**What is required**
Extract all lines from the data beneath that include the word "your".

**Material for this exercise**

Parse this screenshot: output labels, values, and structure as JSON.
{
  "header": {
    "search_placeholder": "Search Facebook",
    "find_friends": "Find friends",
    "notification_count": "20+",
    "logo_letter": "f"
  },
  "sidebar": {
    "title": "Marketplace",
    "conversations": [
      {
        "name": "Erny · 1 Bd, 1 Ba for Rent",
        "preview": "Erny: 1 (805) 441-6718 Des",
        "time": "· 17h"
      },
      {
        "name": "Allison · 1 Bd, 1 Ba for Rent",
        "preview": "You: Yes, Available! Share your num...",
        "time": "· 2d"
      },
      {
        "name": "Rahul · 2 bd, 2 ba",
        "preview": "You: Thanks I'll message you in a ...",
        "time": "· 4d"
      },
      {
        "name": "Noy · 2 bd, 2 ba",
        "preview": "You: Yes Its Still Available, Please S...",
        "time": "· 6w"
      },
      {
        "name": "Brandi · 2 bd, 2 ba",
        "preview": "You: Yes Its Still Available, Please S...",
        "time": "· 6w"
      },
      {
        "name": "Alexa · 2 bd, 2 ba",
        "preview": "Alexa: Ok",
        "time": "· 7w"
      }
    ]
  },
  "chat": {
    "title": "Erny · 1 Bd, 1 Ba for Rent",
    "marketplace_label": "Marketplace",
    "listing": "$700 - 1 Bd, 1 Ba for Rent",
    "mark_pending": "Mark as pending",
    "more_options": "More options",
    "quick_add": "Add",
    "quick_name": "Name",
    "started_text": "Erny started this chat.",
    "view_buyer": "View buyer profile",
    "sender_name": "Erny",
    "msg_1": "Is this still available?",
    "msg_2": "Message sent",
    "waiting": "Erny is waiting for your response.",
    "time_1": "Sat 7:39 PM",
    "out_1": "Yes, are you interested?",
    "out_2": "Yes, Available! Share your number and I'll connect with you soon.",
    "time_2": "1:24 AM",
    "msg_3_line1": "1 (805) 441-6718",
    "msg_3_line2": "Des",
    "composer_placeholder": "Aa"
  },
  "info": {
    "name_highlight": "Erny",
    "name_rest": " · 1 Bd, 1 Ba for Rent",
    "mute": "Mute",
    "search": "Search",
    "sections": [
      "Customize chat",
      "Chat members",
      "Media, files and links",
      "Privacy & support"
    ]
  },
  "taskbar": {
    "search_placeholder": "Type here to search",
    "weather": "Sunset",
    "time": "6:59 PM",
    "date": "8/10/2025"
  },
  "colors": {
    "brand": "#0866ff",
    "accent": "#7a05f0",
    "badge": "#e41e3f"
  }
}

**Solution for this task**
        "preview": "You: Yes, Available! Share your num...",
    "waiting": "Erny is waiting for your response.",
    "out_2": "Yes, Available! Share your number and I'll connect with you soon.",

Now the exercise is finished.